Your goal: Images embedded in the records are excluded; print everything else exactly as given.

[Saved entries]

((

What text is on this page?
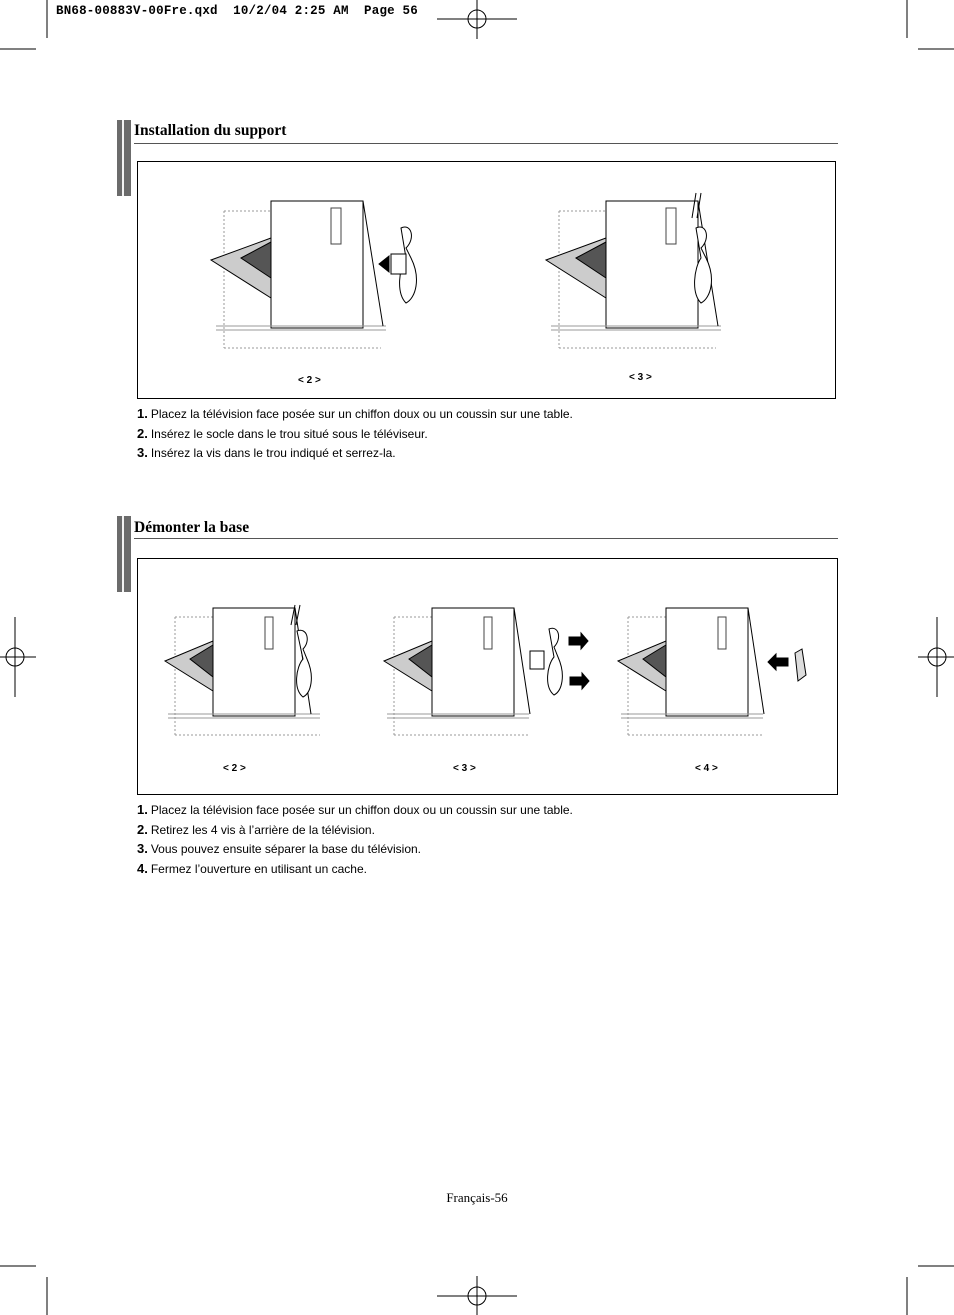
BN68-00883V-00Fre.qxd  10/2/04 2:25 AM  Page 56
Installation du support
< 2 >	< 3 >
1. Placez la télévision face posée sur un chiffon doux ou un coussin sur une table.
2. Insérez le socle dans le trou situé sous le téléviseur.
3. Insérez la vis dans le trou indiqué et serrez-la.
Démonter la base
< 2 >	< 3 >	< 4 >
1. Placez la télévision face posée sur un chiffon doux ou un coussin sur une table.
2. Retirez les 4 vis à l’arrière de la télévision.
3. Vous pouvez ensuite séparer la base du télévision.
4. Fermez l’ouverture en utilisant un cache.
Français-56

))

Correct result:
What text is on this page?
BN68-00883V-00Fre.qxd  10/2/04 2:25 AM  Page 56
Installation du support
< 2 >	< 3 >
1. Placez la télévision face posée sur un chiffon doux ou un coussin sur une table.
2. Insérez le socle dans le trou situé sous le téléviseur.
3. Insérez la vis dans le trou indiqué et serrez-la.
Démonter la base
< 2 >	< 3 >	< 4 >
1. Placez la télévision face posée sur un chiffon doux ou un coussin sur une table.
2. Retirez les 4 vis à l’arrière de la télévision.
3. Vous pouvez ensuite séparer la base du télévision.
4. Fermez l’ouverture en utilisant un cache.
Français-56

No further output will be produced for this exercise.